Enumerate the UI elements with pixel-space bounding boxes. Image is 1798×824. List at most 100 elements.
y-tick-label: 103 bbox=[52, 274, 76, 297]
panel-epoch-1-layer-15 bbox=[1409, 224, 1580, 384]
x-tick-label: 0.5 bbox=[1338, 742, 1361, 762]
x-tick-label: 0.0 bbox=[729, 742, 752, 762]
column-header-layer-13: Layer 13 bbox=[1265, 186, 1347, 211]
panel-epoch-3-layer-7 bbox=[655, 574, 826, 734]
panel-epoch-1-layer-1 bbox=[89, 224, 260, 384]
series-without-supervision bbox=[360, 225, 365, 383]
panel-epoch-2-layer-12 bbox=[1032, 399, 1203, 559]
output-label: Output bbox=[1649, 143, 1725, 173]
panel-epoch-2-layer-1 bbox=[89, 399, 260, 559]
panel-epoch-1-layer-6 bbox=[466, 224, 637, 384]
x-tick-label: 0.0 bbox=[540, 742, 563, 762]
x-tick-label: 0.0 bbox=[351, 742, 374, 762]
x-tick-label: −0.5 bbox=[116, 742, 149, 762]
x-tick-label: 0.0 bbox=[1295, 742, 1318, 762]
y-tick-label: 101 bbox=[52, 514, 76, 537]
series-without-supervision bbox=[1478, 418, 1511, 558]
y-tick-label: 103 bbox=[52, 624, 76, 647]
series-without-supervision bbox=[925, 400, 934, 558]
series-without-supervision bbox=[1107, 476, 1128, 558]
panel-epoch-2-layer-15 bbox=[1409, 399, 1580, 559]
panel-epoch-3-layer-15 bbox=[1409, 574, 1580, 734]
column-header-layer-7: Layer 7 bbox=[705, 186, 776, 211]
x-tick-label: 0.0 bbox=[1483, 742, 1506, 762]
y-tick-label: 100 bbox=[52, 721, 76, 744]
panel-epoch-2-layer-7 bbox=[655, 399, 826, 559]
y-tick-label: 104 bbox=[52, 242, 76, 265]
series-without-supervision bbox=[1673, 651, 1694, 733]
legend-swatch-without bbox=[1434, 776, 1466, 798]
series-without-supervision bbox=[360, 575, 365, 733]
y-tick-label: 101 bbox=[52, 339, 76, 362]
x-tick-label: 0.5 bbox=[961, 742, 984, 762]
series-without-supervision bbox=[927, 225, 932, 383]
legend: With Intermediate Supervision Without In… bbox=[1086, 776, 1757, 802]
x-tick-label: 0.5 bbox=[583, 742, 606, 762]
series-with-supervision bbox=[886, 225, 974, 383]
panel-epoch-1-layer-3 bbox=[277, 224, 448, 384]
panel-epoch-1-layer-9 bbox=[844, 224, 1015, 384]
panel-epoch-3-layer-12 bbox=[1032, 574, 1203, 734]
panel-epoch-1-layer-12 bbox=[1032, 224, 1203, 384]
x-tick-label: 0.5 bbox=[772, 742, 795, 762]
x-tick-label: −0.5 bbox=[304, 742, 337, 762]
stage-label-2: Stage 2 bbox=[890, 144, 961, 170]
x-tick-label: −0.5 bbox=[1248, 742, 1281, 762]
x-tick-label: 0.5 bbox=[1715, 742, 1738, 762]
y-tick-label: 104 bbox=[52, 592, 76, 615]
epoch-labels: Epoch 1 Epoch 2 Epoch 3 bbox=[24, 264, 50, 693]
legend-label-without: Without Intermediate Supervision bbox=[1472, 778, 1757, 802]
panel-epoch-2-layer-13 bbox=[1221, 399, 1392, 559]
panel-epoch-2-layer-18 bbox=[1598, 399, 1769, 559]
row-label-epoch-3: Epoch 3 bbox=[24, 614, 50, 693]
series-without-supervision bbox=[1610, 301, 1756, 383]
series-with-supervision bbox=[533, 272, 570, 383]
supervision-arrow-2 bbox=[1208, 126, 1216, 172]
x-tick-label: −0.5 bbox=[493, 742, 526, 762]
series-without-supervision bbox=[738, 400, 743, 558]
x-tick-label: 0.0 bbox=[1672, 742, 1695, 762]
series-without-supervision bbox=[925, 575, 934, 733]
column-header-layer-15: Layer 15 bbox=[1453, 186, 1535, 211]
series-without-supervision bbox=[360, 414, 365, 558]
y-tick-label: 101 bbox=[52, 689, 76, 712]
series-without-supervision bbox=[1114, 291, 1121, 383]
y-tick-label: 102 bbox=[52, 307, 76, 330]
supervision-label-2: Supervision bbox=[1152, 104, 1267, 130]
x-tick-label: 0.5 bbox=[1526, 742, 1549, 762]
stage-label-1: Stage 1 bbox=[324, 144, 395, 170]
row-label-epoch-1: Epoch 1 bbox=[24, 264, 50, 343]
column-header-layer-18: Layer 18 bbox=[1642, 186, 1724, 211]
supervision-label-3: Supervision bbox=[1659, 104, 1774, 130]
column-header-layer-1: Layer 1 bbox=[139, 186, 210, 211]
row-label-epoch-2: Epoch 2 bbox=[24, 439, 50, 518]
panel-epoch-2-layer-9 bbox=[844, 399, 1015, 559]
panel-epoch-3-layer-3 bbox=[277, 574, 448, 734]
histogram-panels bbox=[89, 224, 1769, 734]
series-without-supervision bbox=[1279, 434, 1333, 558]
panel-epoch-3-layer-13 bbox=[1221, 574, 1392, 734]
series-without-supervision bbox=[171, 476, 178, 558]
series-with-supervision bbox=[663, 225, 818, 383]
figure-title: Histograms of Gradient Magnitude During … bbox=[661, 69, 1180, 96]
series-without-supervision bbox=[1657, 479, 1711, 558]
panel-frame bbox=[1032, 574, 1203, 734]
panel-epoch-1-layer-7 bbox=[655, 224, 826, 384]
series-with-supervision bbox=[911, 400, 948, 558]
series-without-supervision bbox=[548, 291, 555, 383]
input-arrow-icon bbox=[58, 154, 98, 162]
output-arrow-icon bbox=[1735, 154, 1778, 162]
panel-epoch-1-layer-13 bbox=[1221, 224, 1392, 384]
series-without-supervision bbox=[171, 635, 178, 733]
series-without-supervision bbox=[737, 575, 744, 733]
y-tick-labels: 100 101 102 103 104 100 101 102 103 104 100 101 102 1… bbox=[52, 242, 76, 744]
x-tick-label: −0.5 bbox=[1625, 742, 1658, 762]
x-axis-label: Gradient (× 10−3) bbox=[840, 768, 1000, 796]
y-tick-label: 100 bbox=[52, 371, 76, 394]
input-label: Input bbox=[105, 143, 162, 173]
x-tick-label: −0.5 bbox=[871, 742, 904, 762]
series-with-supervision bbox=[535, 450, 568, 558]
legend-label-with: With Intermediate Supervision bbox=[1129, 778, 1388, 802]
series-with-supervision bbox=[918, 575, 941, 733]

• _WHAT IS ASKED_
Rewrite the records above, changing each "series-without-supervision" to "series-no-supervision" and keeping everything else the same.

• _EXERCISE SOLUTION_
Enumerate the UI elements with pixel-space bounding boxes. Image is 1798×824. List at most 100 elements.
y-tick-label: 103 bbox=[52, 274, 76, 297]
panel-epoch-1-layer-15 bbox=[1409, 224, 1580, 384]
x-tick-label: 0.5 bbox=[1338, 742, 1361, 762]
x-tick-label: 0.0 bbox=[729, 742, 752, 762]
column-header-layer-13: Layer 13 bbox=[1265, 186, 1347, 211]
panel-epoch-3-layer-7 bbox=[655, 574, 826, 734]
panel-epoch-1-layer-1 bbox=[89, 224, 260, 384]
series-no-supervision bbox=[360, 225, 365, 383]
panel-epoch-2-layer-12 bbox=[1032, 399, 1203, 559]
output-label: Output bbox=[1649, 143, 1725, 173]
panel-epoch-2-layer-1 bbox=[89, 399, 260, 559]
panel-epoch-1-layer-6 bbox=[466, 224, 637, 384]
x-tick-label: 0.0 bbox=[540, 742, 563, 762]
x-tick-label: 0.0 bbox=[351, 742, 374, 762]
x-tick-label: −0.5 bbox=[116, 742, 149, 762]
x-tick-label: 0.0 bbox=[1295, 742, 1318, 762]
y-tick-label: 101 bbox=[52, 514, 76, 537]
series-no-supervision bbox=[1478, 418, 1511, 558]
y-tick-label: 103 bbox=[52, 624, 76, 647]
series-no-supervision bbox=[925, 400, 934, 558]
series-no-supervision bbox=[1107, 476, 1128, 558]
panel-epoch-2-layer-15 bbox=[1409, 399, 1580, 559]
panel-epoch-3-layer-15 bbox=[1409, 574, 1580, 734]
column-header-layer-7: Layer 7 bbox=[705, 186, 776, 211]
x-tick-label: 0.0 bbox=[1483, 742, 1506, 762]
y-tick-label: 100 bbox=[52, 721, 76, 744]
panel-epoch-2-layer-7 bbox=[655, 399, 826, 559]
y-tick-label: 104 bbox=[52, 242, 76, 265]
series-no-supervision bbox=[1673, 651, 1694, 733]
legend-swatch-without bbox=[1434, 776, 1466, 798]
series-no-supervision bbox=[360, 575, 365, 733]
y-tick-label: 101 bbox=[52, 339, 76, 362]
x-tick-label: 0.5 bbox=[961, 742, 984, 762]
series-no-supervision bbox=[927, 225, 932, 383]
legend: With Intermediate Supervision Without In… bbox=[1086, 776, 1757, 802]
x-tick-label: 0.5 bbox=[583, 742, 606, 762]
series-with-supervision bbox=[886, 225, 974, 383]
panel-epoch-1-layer-3 bbox=[277, 224, 448, 384]
panel-epoch-1-layer-9 bbox=[844, 224, 1015, 384]
panel-epoch-3-layer-12 bbox=[1032, 574, 1203, 734]
panel-epoch-1-layer-12 bbox=[1032, 224, 1203, 384]
x-tick-label: 0.5 bbox=[772, 742, 795, 762]
x-tick-label: −0.5 bbox=[304, 742, 337, 762]
stage-label-2: Stage 2 bbox=[890, 144, 961, 170]
x-tick-label: −0.5 bbox=[1248, 742, 1281, 762]
x-tick-label: 0.5 bbox=[1715, 742, 1738, 762]
y-tick-label: 104 bbox=[52, 592, 76, 615]
epoch-labels: Epoch 1 Epoch 2 Epoch 3 bbox=[24, 264, 50, 693]
legend-label-without: Without Intermediate Supervision bbox=[1472, 778, 1757, 802]
panel-epoch-2-layer-13 bbox=[1221, 399, 1392, 559]
panel-epoch-2-layer-18 bbox=[1598, 399, 1769, 559]
row-label-epoch-3: Epoch 3 bbox=[24, 614, 50, 693]
series-no-supervision bbox=[1610, 301, 1756, 383]
series-with-supervision bbox=[533, 272, 570, 383]
supervision-arrow-2 bbox=[1208, 126, 1216, 172]
x-tick-label: −0.5 bbox=[493, 742, 526, 762]
series-no-supervision bbox=[738, 400, 743, 558]
x-tick-label: 0.0 bbox=[1672, 742, 1695, 762]
series-no-supervision bbox=[925, 575, 934, 733]
column-header-layer-15: Layer 15 bbox=[1453, 186, 1535, 211]
series-no-supervision bbox=[360, 414, 365, 558]
y-tick-label: 101 bbox=[52, 689, 76, 712]
series-no-supervision bbox=[1114, 291, 1121, 383]
y-tick-label: 102 bbox=[52, 307, 76, 330]
supervision-label-2: Supervision bbox=[1152, 104, 1267, 130]
x-tick-label: 0.5 bbox=[1526, 742, 1549, 762]
stage-label-1: Stage 1 bbox=[324, 144, 395, 170]
row-label-epoch-1: Epoch 1 bbox=[24, 264, 50, 343]
column-header-layer-18: Layer 18 bbox=[1642, 186, 1724, 211]
supervision-label-3: Supervision bbox=[1659, 104, 1774, 130]
column-header-layer-1: Layer 1 bbox=[139, 186, 210, 211]
row-label-epoch-2: Epoch 2 bbox=[24, 439, 50, 518]
panel-epoch-2-layer-9 bbox=[844, 399, 1015, 559]
panel-epoch-3-layer-3 bbox=[277, 574, 448, 734]
histogram-panels bbox=[89, 224, 1769, 734]
series-no-supervision bbox=[1279, 434, 1333, 558]
panel-epoch-3-layer-13 bbox=[1221, 574, 1392, 734]
series-no-supervision bbox=[171, 476, 178, 558]
series-with-supervision bbox=[663, 225, 818, 383]
figure-title: Histograms of Gradient Magnitude During … bbox=[661, 69, 1180, 96]
series-no-supervision bbox=[1657, 479, 1711, 558]
panel-frame bbox=[1032, 574, 1203, 734]
panel-epoch-1-layer-7 bbox=[655, 224, 826, 384]
series-with-supervision bbox=[911, 400, 948, 558]
series-no-supervision bbox=[548, 291, 555, 383]
input-arrow-icon bbox=[58, 154, 98, 162]
output-arrow-icon bbox=[1735, 154, 1778, 162]
panel-epoch-1-layer-13 bbox=[1221, 224, 1392, 384]
series-no-supervision bbox=[171, 635, 178, 733]
series-no-supervision bbox=[737, 575, 744, 733]
y-tick-labels: 100 101 102 103 104 100 101 102 103 104 100 101 102 1… bbox=[52, 242, 76, 744]
x-tick-label: −0.5 bbox=[1625, 742, 1658, 762]
x-axis-label: Gradient (× 10−3) bbox=[840, 768, 1000, 796]
y-tick-label: 100 bbox=[52, 371, 76, 394]
input-label: Input bbox=[105, 143, 162, 173]
x-tick-label: −0.5 bbox=[871, 742, 904, 762]
series-with-supervision bbox=[535, 450, 568, 558]
legend-label-with: With Intermediate Supervision bbox=[1129, 778, 1388, 802]
series-with-supervision bbox=[918, 575, 941, 733]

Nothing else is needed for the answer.